------ MATERIALS PROVIDED ------

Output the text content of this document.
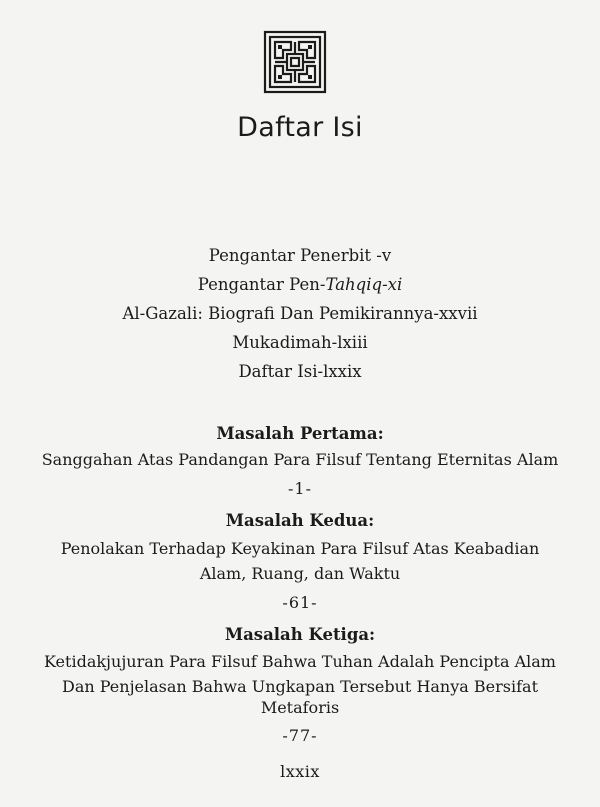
Daftar Isi
Pengantar Penerbit -v
Pengantar Pen-Tahqiq-xi
Al-Gazali: Biografi Dan Pemikirannya-xxvii
Mukadimah-lxiii
Daftar Isi-lxxix
Masalah Pertama:
Sanggahan Atas Pandangan Para Filsuf Tentang Eternitas Alam
-1-
Masalah Kedua:
Penolakan Terhadap Keyakinan Para Filsuf Atas Keabadian
Alam, Ruang, dan Waktu
-61-
Masalah Ketiga:
Ketidakjujuran Para Filsuf Bahwa Tuhan Adalah Pencipta Alam
Dan Penjelasan Bahwa Ungkapan Tersebut Hanya Bersifat
Metaforis
-77-
lxxix
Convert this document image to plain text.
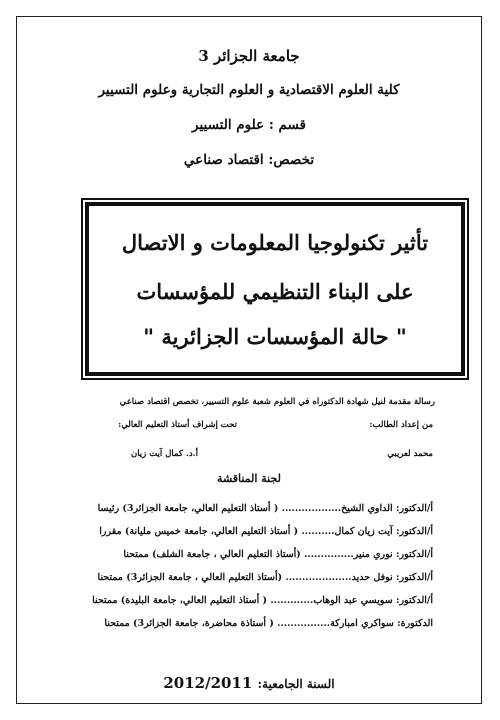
جامعة الجزائر 3
كلية العلوم الاقتصادية و العلوم التجارية وعلوم التسيير
قسم : علوم التسيير
تخصص: اقتصاد صناعي
تأثير تكنولوجيا المعلومات و الاتصال
على البناء التنظيمي للمؤسسات
" حالة المؤسسات الجزائرية "
رسالة مقدمة لنيل شهادة الدكتوراه في العلوم شعبة علوم التسيير، تخصص اقتصاد صناعي
من إعداد الطالب:
تحت إشراف أستاذ التعليم العالي:
محمد لعريبي
أ.د. كمال آيت زيان
لجنة المناقشة
أ/الدكتور: الداوي الشيخ.................. ( أستاذ التعليم العالي، جامعة الجزائر3) رئيسا
أ/الدكتور: آيت زيان كمال.......... ( أستاذ التعليم العالي، جامعة خميس مليانة) مقررا
أ/الدكتور: نوري منير............... (أستاذ التعليم العالي ، جامعة الشلف) ممتحنا
أ/الدكتور: نوفل حديد.................... (أستاذ التعليم العالي ، جامعة الجزائر3) ممتحنا
أ/الدكتور: سويسي عبد الوهاب............. ( أستاذ التعليم العالي، جامعة البليدة) ممتحنا
الدكتورة: سواكري امباركة................ ( أستاذة محاضرة، جامعة الجزائر3) ممتحنا
السنة الجامعية: 2012/2011
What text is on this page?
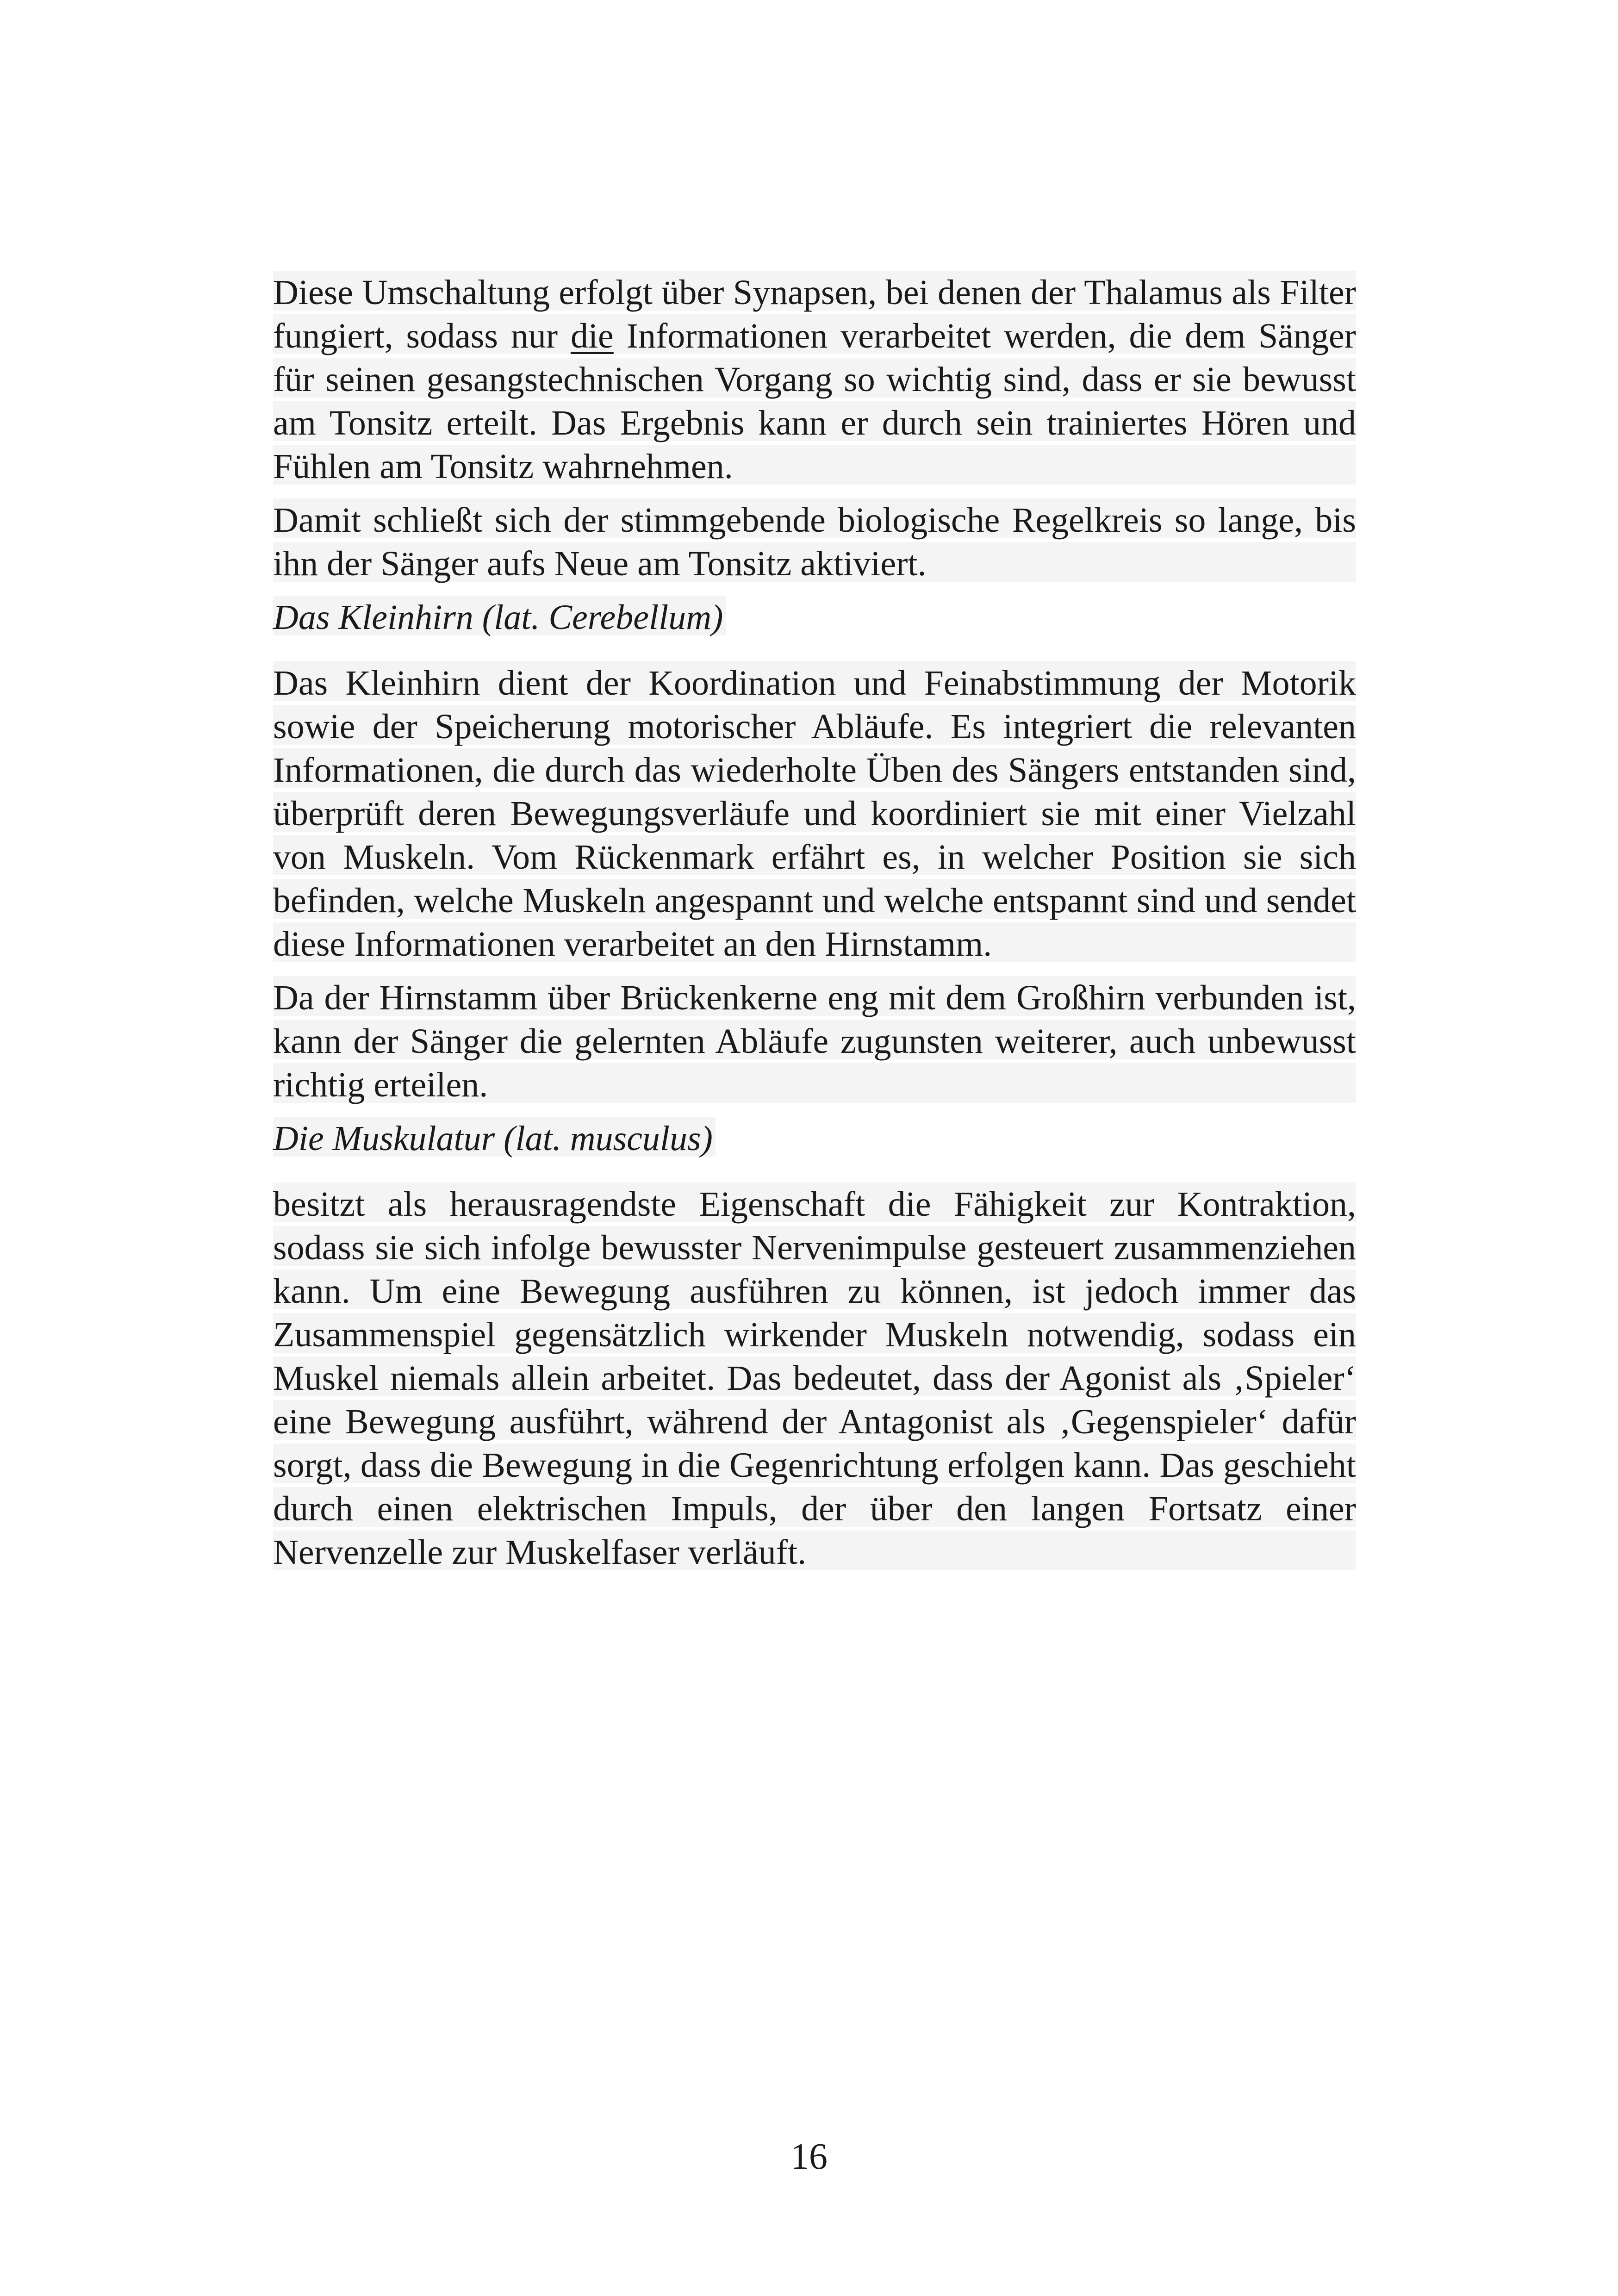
Diese Umschaltung erfolgt über Synapsen, bei denen der Thalamus als Filter fungiert, sodass nur die Informationen verarbeitet werden, die dem Sänger für seinen gesangstechnischen Vorgang so wichtig sind, dass er sie bewusst am Tonsitz erteilt. Das Ergebnis kann er durch sein trainiertes Hören und Fühlen am Tonsitz wahrnehmen.

Damit schließt sich der stimmgebende biologische Regelkreis so lange, bis ihn der Sänger aufs Neue am Tonsitz aktiviert.

Das Kleinhirn (lat. Cerebellum)

Das Kleinhirn dient der Koordination und Feinabstimmung der Motorik sowie der Speicherung motorischer Abläufe. Es integriert die relevanten Informationen, die durch das wiederholte Üben des Sängers entstanden sind, überprüft deren Bewegungsverläufe und koordiniert sie mit einer Vielzahl von Muskeln. Vom Rückenmark erfährt es, in welcher Position sie sich befinden, welche Muskeln angespannt und welche entspannt sind und sendet diese Informationen verarbeitet an den Hirnstamm.

Da der Hirnstamm über Brückenkerne eng mit dem Großhirn verbunden ist, kann der Sänger die gelernten Abläufe zugunsten weiterer, auch unbewusst richtig erteilen.

Die Muskulatur (lat. musculus)

besitzt als herausragendste Eigenschaft die Fähigkeit zur Kontraktion, sodass sie sich infolge bewusster Nervenimpulse gesteuert zusammenziehen kann. Um eine Bewegung ausführen zu können, ist jedoch immer das Zusammenspiel gegensätzlich wirkender Muskeln notwendig, sodass ein Muskel niemals allein arbeitet. Das bedeutet, dass der Agonist als ‚Spieler‘ eine Bewegung ausführt, während der Antagonist als ‚Gegenspieler‘ dafür sorgt, dass die Bewegung in die Gegenrichtung erfolgen kann. Das geschieht durch einen elektrischen Impuls, der über den langen Fortsatz einer Nervenzelle zur Muskelfaser verläuft.

16
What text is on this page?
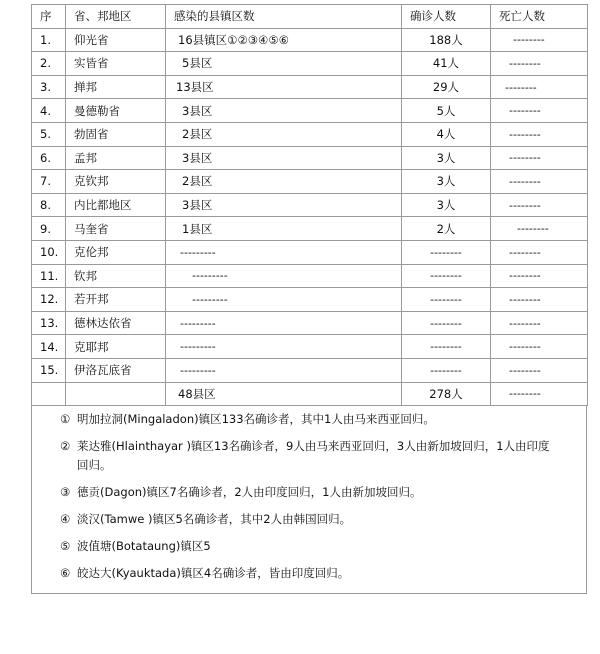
序	省、邦地区	感染的县镇区数	确诊人数	死亡人数
1.	仰光省	16县镇区①②③④⑤⑥	188人	--------
2.	实皆省	5县区	41人	--------
3.	掸邦	13县区	29人	--------
4.	曼德勒省	3县区	5人	--------
5.	勃固省	2县区	4人	--------
6.	孟邦	3县区	3人	--------
7.	克钦邦	2县区	3人	--------
8.	内比都地区	3县区	3人	--------
9.	马奎省	1县区	2人	--------
10.	克伦邦	---------	--------	--------
11.	钦邦	---------	--------	--------
12.	若开邦	---------	--------	--------
13.	德林达依省	---------	--------	--------
14.	克耶邦	---------	--------	--------
15.	伊洛瓦底省	---------	--------	--------
		48县区	278人	--------
① 明加拉洞(Mingaladon)镇区133名确诊者，其中1人由马来西亚回归。
② 莱达雅(Hlainthayar )镇区13名确诊者，9人由马来西亚回归，3人由新加坡回归，1人由印度
回归。
③ 德贡(Dagon)镇区7名确诊者，2人由印度回归，1人由新加坡回归。
④ 淡汉(Tamwe )镇区5名确诊者，其中2人由韩国回归。
⑤ 波值塘(Botataung)镇区5
⑥ 皎达大(Kyauktada)镇区4名确诊者，皆由印度回归。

------

(WHAT IS NEEDED)
Repeat the preceding records precisely, and leave every picture out of the copy.

(TASK SOLUTION)
Output the text content of this document.
Daftar Isi
Pengantar Penerbit -v
Pengantar Pen-Tahqiq-xi
Al-Gazali: Biografi Dan Pemikirannya-xxvii
Mukadimah-lxiii
Daftar Isi-lxxix
Masalah Pertama:
Sanggahan Atas Pandangan Para Filsuf Tentang Eternitas Alam
-1-
Masalah Kedua:
Penolakan Terhadap Keyakinan Para Filsuf Atas Keabadian
Alam, Ruang, dan Waktu
-61-
Masalah Ketiga:
Ketidakjujuran Para Filsuf Bahwa Tuhan Adalah Pencipta Alam
Dan Penjelasan Bahwa Ungkapan Tersebut Hanya Bersifat
Metaforis
-77-
lxxix
Convert this document image to plain text.
جامعة الجزائر 3
كلية العلوم الاقتصادية و العلوم التجارية وعلوم التسيير
قسم : علوم التسيير
تخصص: اقتصاد صناعي
تأثير تكنولوجيا المعلومات و الاتصال
على البناء التنظيمي للمؤسسات
" حالة المؤسسات الجزائرية "
رسالة مقدمة لنيل شهادة الدكتوراه في العلوم شعبة علوم التسيير، تخصص اقتصاد صناعي
من إعداد الطالب:
تحت إشراف أستاذ التعليم العالي:
محمد لعريبي
أ.د. كمال آيت زيان
لجنة المناقشة
أ/الدكتور: الداوي الشيخ.................. ( أستاذ التعليم العالي، جامعة الجزائر3) رئيسا
أ/الدكتور: آيت زيان كمال.......... ( أستاذ التعليم العالي، جامعة خميس مليانة) مقررا
أ/الدكتور: نوري منير............... (أستاذ التعليم العالي ، جامعة الشلف) ممتحنا
أ/الدكتور: نوفل حديد.................... (أستاذ التعليم العالي ، جامعة الجزائر3) ممتحنا
أ/الدكتور: سويسي عبد الوهاب............. ( أستاذ التعليم العالي، جامعة البليدة) ممتحنا
الدكتورة: سواكري امباركة................ ( أستاذة محاضرة، جامعة الجزائر3) ممتحنا
السنة الجامعية: 2012/2011
What text is on this page?
Diese Umschaltung erfolgt über Synapsen, bei denen der Thalamus als Filter fungiert, sodass nur die Informationen verarbeitet werden, die dem Sänger für seinen gesangstechnischen Vorgang so wichtig sind, dass er sie bewusst am Tonsitz erteilt. Das Ergebnis kann er durch sein trainiertes Hören und Fühlen am Tonsitz wahrnehmen.

Damit schließt sich der stimmgebende biologische Regelkreis so lange, bis ihn der Sänger aufs Neue am Tonsitz aktiviert.

Das Kleinhirn (lat. Cerebellum)

Das Kleinhirn dient der Koordination und Feinabstimmung der Motorik sowie der Speicherung motorischer Abläufe. Es integriert die relevanten Informationen, die durch das wiederholte Üben des Sängers entstanden sind, überprüft deren Bewegungsverläufe und koordiniert sie mit einer Vielzahl von Muskeln. Vom Rückenmark erfährt es, in welcher Position sie sich befinden, welche Muskeln angespannt und welche entspannt sind und sendet diese Informationen verarbeitet an den Hirnstamm.

Da der Hirnstamm über Brückenkerne eng mit dem Großhirn verbunden ist, kann der Sänger die gelernten Abläufe zugunsten weiterer, auch unbewusst richtig erteilen.

Die Muskulatur (lat. musculus)

besitzt als herausragendste Eigenschaft die Fähigkeit zur Kontraktion, sodass sie sich infolge bewusster Nervenimpulse gesteuert zusammenziehen kann. Um eine Bewegung ausführen zu können, ist jedoch immer das Zusammenspiel gegensätzlich wirkender Muskeln notwendig, sodass ein Muskel niemals allein arbeitet. Das bedeutet, dass der Agonist als ‚Spieler‘ eine Bewegung ausführt, während der Antagonist als ‚Gegenspieler‘ dafür sorgt, dass die Bewegung in die Gegenrichtung erfolgen kann. Das geschieht durch einen elektrischen Impuls, der über den langen Fortsatz einer Nervenzelle zur Muskelfaser verläuft.

16
What text is on this page?
序	省、邦地区	感染的县镇区数	确诊人数	死亡人数
1.	仰光省	16县镇区①②③④⑤⑥	188人	--------
2.	实皆省	5县区	41人	--------
3.	掸邦	13县区	29人	--------
4.	曼德勒省	3县区	5人	--------
5.	勃固省	2县区	4人	--------
6.	孟邦	3县区	3人	--------
7.	克钦邦	2县区	3人	--------
8.	内比都地区	3县区	3人	--------
9.	马奎省	1县区	2人	--------
10.	克伦邦	---------	--------	--------
11.	钦邦	---------	--------	--------
12.	若开邦	---------	--------	--------
13.	德林达依省	---------	--------	--------
14.	克耶邦	---------	--------	--------
15.	伊洛瓦底省	---------	--------	--------
		48县区	278人	--------
① 明加拉洞(Mingaladon)镇区133名确诊者，其中1人由马来西亚回归。
② 莱达雅(Hlainthayar )镇区13名确诊者，9人由马来西亚回归，3人由新加坡回归，1人由印度
回归。
③ 德贡(Dagon)镇区7名确诊者，2人由印度回归，1人由新加坡回归。
④ 淡汉(Tamwe )镇区5名确诊者，其中2人由韩国回归。
⑤ 波值塘(Botataung)镇区5
⑥ 皎达大(Kyauktada)镇区4名确诊者，皆由印度回归。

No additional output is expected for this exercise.